══ Records shown ══

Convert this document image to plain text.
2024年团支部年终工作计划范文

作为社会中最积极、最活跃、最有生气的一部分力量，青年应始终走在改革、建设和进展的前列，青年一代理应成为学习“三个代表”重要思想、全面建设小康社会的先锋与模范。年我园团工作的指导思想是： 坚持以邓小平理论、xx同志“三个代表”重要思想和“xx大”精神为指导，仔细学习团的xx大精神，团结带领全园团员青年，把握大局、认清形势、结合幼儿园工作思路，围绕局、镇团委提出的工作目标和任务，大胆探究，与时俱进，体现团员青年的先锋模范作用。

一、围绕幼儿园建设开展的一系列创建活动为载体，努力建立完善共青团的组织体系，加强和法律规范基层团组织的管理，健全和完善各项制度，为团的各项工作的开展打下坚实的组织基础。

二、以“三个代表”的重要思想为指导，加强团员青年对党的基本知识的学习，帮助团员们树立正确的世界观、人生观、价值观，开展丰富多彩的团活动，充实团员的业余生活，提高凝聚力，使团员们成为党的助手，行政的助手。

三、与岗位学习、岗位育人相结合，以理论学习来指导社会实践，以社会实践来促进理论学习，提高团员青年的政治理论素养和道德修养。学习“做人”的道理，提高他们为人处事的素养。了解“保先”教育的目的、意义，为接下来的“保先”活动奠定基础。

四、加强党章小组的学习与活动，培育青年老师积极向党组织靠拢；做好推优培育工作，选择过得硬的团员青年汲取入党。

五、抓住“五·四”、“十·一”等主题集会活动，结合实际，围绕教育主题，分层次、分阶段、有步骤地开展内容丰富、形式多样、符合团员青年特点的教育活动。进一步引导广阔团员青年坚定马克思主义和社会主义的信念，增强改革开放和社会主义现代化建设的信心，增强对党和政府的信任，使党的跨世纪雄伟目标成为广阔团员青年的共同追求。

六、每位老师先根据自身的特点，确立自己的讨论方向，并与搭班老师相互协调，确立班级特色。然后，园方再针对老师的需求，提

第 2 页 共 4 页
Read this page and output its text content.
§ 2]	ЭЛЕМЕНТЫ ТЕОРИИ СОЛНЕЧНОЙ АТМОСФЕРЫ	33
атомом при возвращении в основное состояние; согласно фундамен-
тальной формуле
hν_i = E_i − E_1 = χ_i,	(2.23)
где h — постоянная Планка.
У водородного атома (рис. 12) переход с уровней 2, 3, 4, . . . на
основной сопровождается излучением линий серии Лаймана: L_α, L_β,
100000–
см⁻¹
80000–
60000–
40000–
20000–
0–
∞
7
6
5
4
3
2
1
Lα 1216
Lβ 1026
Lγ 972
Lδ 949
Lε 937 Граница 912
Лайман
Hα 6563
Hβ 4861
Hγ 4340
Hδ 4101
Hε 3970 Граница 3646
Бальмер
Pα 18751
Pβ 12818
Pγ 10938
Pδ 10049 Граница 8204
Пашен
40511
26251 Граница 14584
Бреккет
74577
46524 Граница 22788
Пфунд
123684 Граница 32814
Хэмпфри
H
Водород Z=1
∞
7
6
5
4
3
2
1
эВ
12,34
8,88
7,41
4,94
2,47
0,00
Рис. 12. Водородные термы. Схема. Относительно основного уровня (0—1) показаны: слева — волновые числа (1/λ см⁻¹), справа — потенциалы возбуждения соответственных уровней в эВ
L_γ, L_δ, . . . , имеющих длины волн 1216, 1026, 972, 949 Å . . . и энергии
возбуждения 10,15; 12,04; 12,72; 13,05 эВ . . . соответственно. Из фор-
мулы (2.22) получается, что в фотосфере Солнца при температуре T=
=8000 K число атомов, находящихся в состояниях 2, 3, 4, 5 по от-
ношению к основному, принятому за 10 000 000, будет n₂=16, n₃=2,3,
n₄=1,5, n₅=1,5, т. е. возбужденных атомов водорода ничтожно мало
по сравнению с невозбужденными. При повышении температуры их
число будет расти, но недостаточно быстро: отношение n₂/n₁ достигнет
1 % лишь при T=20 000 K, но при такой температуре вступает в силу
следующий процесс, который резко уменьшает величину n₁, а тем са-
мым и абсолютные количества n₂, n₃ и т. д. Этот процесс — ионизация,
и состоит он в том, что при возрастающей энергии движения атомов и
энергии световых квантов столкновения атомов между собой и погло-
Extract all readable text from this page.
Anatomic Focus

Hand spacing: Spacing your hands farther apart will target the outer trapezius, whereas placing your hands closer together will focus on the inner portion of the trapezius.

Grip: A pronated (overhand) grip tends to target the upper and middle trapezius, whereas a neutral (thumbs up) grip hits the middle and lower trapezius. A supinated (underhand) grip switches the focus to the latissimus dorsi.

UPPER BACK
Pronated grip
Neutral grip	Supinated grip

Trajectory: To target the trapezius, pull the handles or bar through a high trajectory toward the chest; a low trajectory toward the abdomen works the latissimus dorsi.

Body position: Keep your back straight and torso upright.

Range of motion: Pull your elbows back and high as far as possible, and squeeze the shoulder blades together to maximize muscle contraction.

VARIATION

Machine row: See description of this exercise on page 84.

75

═══

▸ Goal
The entries above must be returned in full, exactly as shown.

▸ Task result
Convert this document image to plain text.
2024年团支部年终工作计划范文

作为社会中最积极、最活跃、最有生气的一部分力量，青年应始终走在改革、建设和进展的前列，青年一代理应成为学习“三个代表”重要思想、全面建设小康社会的先锋与模范。年我园团工作的指导思想是： 坚持以邓小平理论、xx同志“三个代表”重要思想和“xx大”精神为指导，仔细学习团的xx大精神，团结带领全园团员青年，把握大局、认清形势、结合幼儿园工作思路，围绕局、镇团委提出的工作目标和任务，大胆探究，与时俱进，体现团员青年的先锋模范作用。

一、围绕幼儿园建设开展的一系列创建活动为载体，努力建立完善共青团的组织体系，加强和法律规范基层团组织的管理，健全和完善各项制度，为团的各项工作的开展打下坚实的组织基础。

二、以“三个代表”的重要思想为指导，加强团员青年对党的基本知识的学习，帮助团员们树立正确的世界观、人生观、价值观，开展丰富多彩的团活动，充实团员的业余生活，提高凝聚力，使团员们成为党的助手，行政的助手。

三、与岗位学习、岗位育人相结合，以理论学习来指导社会实践，以社会实践来促进理论学习，提高团员青年的政治理论素养和道德修养。学习“做人”的道理，提高他们为人处事的素养。了解“保先”教育的目的、意义，为接下来的“保先”活动奠定基础。

四、加强党章小组的学习与活动，培育青年老师积极向党组织靠拢；做好推优培育工作，选择过得硬的团员青年汲取入党。

五、抓住“五·四”、“十·一”等主题集会活动，结合实际，围绕教育主题，分层次、分阶段、有步骤地开展内容丰富、形式多样、符合团员青年特点的教育活动。进一步引导广阔团员青年坚定马克思主义和社会主义的信念，增强改革开放和社会主义现代化建设的信心，增强对党和政府的信任，使党的跨世纪雄伟目标成为广阔团员青年的共同追求。

六、每位老师先根据自身的特点，确立自己的讨论方向，并与搭班老师相互协调，确立班级特色。然后，园方再针对老师的需求，提

第 2 页 共 4 页
Read this page and output its text content.
§ 2]	ЭЛЕМЕНТЫ ТЕОРИИ СОЛНЕЧНОЙ АТМОСФЕРЫ	33
атомом при возвращении в основное состояние; согласно фундамен-
тальной формуле
hν_i = E_i − E_1 = χ_i,	(2.23)
где h — постоянная Планка.
У водородного атома (рис. 12) переход с уровней 2, 3, 4, . . . на
основной сопровождается излучением линий серии Лаймана: L_α, L_β,
100000–
см⁻¹
80000–
60000–
40000–
20000–
0–
∞
7
6
5
4
3
2
1
Lα 1216
Lβ 1026
Lγ 972
Lδ 949
Lε 937 Граница 912
Лайман
Hα 6563
Hβ 4861
Hγ 4340
Hδ 4101
Hε 3970 Граница 3646
Бальмер
Pα 18751
Pβ 12818
Pγ 10938
Pδ 10049 Граница 8204
Пашен
40511
26251 Граница 14584
Бреккет
74577
46524 Граница 22788
Пфунд
123684 Граница 32814
Хэмпфри
H
Водород Z=1
∞
7
6
5
4
3
2
1
эВ
12,34
8,88
7,41
4,94
2,47
0,00
Рис. 12. Водородные термы. Схема. Относительно основного уровня (0—1) показаны: слева — волновые числа (1/λ см⁻¹), справа — потенциалы возбуждения соответственных уровней в эВ
L_γ, L_δ, . . . , имеющих длины волн 1216, 1026, 972, 949 Å . . . и энергии
возбуждения 10,15; 12,04; 12,72; 13,05 эВ . . . соответственно. Из фор-
мулы (2.22) получается, что в фотосфере Солнца при температуре T=
=8000 K число атомов, находящихся в состояниях 2, 3, 4, 5 по от-
ношению к основному, принятому за 10 000 000, будет n₂=16, n₃=2,3,
n₄=1,5, n₅=1,5, т. е. возбужденных атомов водорода ничтожно мало
по сравнению с невозбужденными. При повышении температуры их
число будет расти, но недостаточно быстро: отношение n₂/n₁ достигнет
1 % лишь при T=20 000 K, но при такой температуре вступает в силу
следующий процесс, который резко уменьшает величину n₁, а тем са-
мым и абсолютные количества n₂, n₃ и т. д. Этот процесс — ионизация,
и состоит он в том, что при возрастающей энергии движения атомов и
энергии световых квантов столкновения атомов между собой и погло-
Extract all readable text from this page.
Anatomic Focus

Hand spacing: Spacing your hands farther apart will target the outer trapezius, whereas placing your hands closer together will focus on the inner portion of the trapezius.

Grip: A pronated (overhand) grip tends to target the upper and middle trapezius, whereas a neutral (thumbs up) grip hits the middle and lower trapezius. A supinated (underhand) grip switches the focus to the latissimus dorsi.

UPPER BACK
Pronated grip
Neutral grip	Supinated grip

Trajectory: To target the trapezius, pull the handles or bar through a high trajectory toward the chest; a low trajectory toward the abdomen works the latissimus dorsi.

Body position: Keep your back straight and torso upright.

Range of motion: Pull your elbows back and high as far as possible, and squeeze the shoulder blades together to maximize muscle contraction.

VARIATION

Machine row: See description of this exercise on page 84.

75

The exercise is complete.